• **Set problem**:
Return all lines below containing the word "name".

• **Dataset records**:
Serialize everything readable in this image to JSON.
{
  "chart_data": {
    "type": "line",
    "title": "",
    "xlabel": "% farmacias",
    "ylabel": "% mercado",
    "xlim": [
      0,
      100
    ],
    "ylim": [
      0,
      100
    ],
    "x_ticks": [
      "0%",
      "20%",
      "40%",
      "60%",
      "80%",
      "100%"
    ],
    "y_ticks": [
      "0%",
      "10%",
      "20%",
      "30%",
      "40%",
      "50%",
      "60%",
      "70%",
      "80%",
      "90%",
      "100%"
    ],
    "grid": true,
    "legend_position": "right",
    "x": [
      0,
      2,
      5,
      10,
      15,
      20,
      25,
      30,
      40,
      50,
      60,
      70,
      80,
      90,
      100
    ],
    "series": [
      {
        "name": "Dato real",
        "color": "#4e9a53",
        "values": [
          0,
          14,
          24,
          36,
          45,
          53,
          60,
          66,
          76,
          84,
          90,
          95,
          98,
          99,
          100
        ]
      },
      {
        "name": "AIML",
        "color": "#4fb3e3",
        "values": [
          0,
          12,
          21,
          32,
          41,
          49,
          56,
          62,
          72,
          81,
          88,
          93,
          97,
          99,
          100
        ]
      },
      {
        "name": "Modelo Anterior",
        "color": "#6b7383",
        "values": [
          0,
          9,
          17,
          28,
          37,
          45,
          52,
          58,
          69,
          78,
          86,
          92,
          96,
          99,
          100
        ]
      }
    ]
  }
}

• **Response to this task**:
        "name": "Dato real",
        "name": "AIML",
        "name": "Modelo Anterior",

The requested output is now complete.